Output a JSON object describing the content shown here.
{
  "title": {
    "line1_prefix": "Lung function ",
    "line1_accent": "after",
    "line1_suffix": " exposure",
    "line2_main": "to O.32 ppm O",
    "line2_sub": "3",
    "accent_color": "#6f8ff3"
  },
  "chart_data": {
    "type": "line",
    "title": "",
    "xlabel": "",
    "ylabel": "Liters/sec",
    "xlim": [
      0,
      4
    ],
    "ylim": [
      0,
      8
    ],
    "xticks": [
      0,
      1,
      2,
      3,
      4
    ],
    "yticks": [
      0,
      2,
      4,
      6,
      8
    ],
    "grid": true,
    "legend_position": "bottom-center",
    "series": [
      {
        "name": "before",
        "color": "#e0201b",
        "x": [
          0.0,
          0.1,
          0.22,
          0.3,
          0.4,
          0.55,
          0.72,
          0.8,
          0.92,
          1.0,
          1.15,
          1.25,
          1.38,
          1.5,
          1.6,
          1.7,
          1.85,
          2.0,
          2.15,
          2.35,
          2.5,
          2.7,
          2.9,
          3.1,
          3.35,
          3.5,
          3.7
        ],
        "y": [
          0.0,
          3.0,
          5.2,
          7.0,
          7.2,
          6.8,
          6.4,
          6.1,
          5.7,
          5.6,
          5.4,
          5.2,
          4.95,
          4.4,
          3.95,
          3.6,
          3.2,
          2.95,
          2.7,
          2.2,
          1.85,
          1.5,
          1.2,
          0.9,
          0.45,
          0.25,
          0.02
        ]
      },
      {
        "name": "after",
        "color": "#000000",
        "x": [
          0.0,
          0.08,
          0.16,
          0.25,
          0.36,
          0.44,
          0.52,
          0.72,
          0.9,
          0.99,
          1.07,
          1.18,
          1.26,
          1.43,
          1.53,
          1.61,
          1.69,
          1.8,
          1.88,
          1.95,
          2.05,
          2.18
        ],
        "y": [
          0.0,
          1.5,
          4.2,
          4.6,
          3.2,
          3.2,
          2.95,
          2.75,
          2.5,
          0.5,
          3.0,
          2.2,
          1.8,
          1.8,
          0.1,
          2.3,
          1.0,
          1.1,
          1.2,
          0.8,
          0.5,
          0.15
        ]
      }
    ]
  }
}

### [Exercise brief]
Make an exact copy of every line in the data.

### [Written response]
Output a JSON object describing the content shown here.
{
  "title": {
    "line1_prefix": "Lung function ",
    "line1_accent": "after",
    "line1_suffix": " exposure",
    "line2_main": "to O.32 ppm O",
    "line2_sub": "3",
    "accent_color": "#6f8ff3"
  },
  "chart_data": {
    "type": "line",
    "title": "",
    "xlabel": "",
    "ylabel": "Liters/sec",
    "xlim": [
      0,
      4
    ],
    "ylim": [
      0,
      8
    ],
    "xticks": [
      0,
      1,
      2,
      3,
      4
    ],
    "yticks": [
      0,
      2,
      4,
      6,
      8
    ],
    "grid": true,
    "legend_position": "bottom-center",
    "series": [
      {
        "name": "before",
        "color": "#e0201b",
        "x": [
          0.0,
          0.1,
          0.22,
          0.3,
          0.4,
          0.55,
          0.72,
          0.8,
          0.92,
          1.0,
          1.15,
          1.25,
          1.38,
          1.5,
          1.6,
          1.7,
          1.85,
          2.0,
          2.15,
          2.35,
          2.5,
          2.7,
          2.9,
          3.1,
          3.35,
          3.5,
          3.7
        ],
        "y": [
          0.0,
          3.0,
          5.2,
          7.0,
          7.2,
          6.8,
          6.4,
          6.1,
          5.7,
          5.6,
          5.4,
          5.2,
          4.95,
          4.4,
          3.95,
          3.6,
          3.2,
          2.95,
          2.7,
          2.2,
          1.85,
          1.5,
          1.2,
          0.9,
          0.45,
          0.25,
          0.02
        ]
      },
      {
        "name": "after",
        "color": "#000000",
        "x": [
          0.0,
          0.08,
          0.16,
          0.25,
          0.36,
          0.44,
          0.52,
          0.72,
          0.9,
          0.99,
          1.07,
          1.18,
          1.26,
          1.43,
          1.53,
          1.61,
          1.69,
          1.8,
          1.88,
          1.95,
          2.05,
          2.18
        ],
        "y": [
          0.0,
          1.5,
          4.2,
          4.6,
          3.2,
          3.2,
          2.95,
          2.75,
          2.5,
          0.5,
          3.0,
          2.2,
          1.8,
          1.8,
          0.1,
          2.3,
          1.0,
          1.1,
          1.2,
          0.8,
          0.5,
          0.15
        ]
      }
    ]
  }
}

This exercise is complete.